WRITTEN REQUEST -
Reproduce the records below in full and without edits, omitting images.
□ □ □ □
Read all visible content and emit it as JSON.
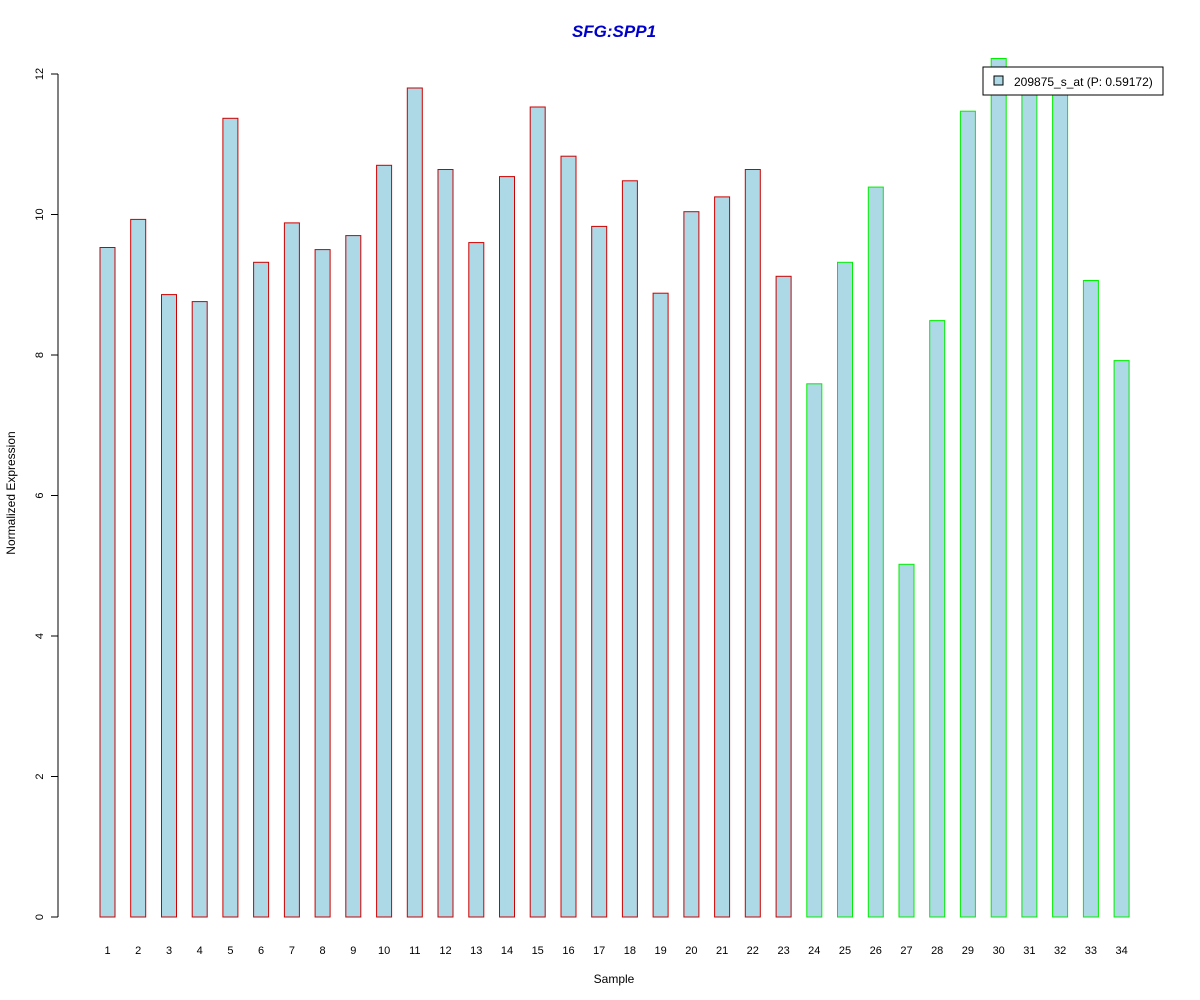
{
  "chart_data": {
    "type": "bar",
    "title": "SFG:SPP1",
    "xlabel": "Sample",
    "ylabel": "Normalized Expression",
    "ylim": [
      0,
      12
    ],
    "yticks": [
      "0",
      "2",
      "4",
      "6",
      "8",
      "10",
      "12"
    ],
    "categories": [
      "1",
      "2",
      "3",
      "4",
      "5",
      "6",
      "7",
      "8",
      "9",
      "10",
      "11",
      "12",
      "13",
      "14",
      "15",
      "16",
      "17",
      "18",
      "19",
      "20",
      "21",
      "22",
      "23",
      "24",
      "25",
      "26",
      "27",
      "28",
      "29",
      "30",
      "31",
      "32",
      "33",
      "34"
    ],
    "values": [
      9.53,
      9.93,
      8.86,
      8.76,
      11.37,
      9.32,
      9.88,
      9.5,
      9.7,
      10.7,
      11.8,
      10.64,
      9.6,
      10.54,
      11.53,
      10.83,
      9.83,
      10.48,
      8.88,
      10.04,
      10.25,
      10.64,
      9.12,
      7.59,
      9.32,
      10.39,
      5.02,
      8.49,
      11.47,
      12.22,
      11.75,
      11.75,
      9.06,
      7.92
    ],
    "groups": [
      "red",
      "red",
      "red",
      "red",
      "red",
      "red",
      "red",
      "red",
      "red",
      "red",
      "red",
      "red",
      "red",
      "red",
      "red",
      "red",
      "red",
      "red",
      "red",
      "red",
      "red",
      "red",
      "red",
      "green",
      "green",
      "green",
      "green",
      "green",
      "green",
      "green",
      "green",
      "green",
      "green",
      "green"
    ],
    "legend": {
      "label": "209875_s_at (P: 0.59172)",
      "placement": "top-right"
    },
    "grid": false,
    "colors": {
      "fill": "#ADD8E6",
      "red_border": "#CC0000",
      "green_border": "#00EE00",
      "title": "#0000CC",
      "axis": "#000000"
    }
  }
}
□ □ □ □
TASK SOLUTION -
Read all visible content and emit it as JSON.
{
  "chart_data": {
    "type": "bar",
    "title": "SFG:SPP1",
    "xlabel": "Sample",
    "ylabel": "Normalized Expression",
    "ylim": [
      0,
      12
    ],
    "yticks": [
      "0",
      "2",
      "4",
      "6",
      "8",
      "10",
      "12"
    ],
    "categories": [
      "1",
      "2",
      "3",
      "4",
      "5",
      "6",
      "7",
      "8",
      "9",
      "10",
      "11",
      "12",
      "13",
      "14",
      "15",
      "16",
      "17",
      "18",
      "19",
      "20",
      "21",
      "22",
      "23",
      "24",
      "25",
      "26",
      "27",
      "28",
      "29",
      "30",
      "31",
      "32",
      "33",
      "34"
    ],
    "values": [
      9.53,
      9.93,
      8.86,
      8.76,
      11.37,
      9.32,
      9.88,
      9.5,
      9.7,
      10.7,
      11.8,
      10.64,
      9.6,
      10.54,
      11.53,
      10.83,
      9.83,
      10.48,
      8.88,
      10.04,
      10.25,
      10.64,
      9.12,
      7.59,
      9.32,
      10.39,
      5.02,
      8.49,
      11.47,
      12.22,
      11.75,
      11.75,
      9.06,
      7.92
    ],
    "groups": [
      "red",
      "red",
      "red",
      "red",
      "red",
      "red",
      "red",
      "red",
      "red",
      "red",
      "red",
      "red",
      "red",
      "red",
      "red",
      "red",
      "red",
      "red",
      "red",
      "red",
      "red",
      "red",
      "red",
      "green",
      "green",
      "green",
      "green",
      "green",
      "green",
      "green",
      "green",
      "green",
      "green",
      "green"
    ],
    "legend": {
      "label": "209875_s_at (P: 0.59172)",
      "placement": "top-right"
    },
    "grid": false,
    "colors": {
      "fill": "#ADD8E6",
      "red_border": "#CC0000",
      "green_border": "#00EE00",
      "title": "#0000CC",
      "axis": "#000000"
    }
  }
}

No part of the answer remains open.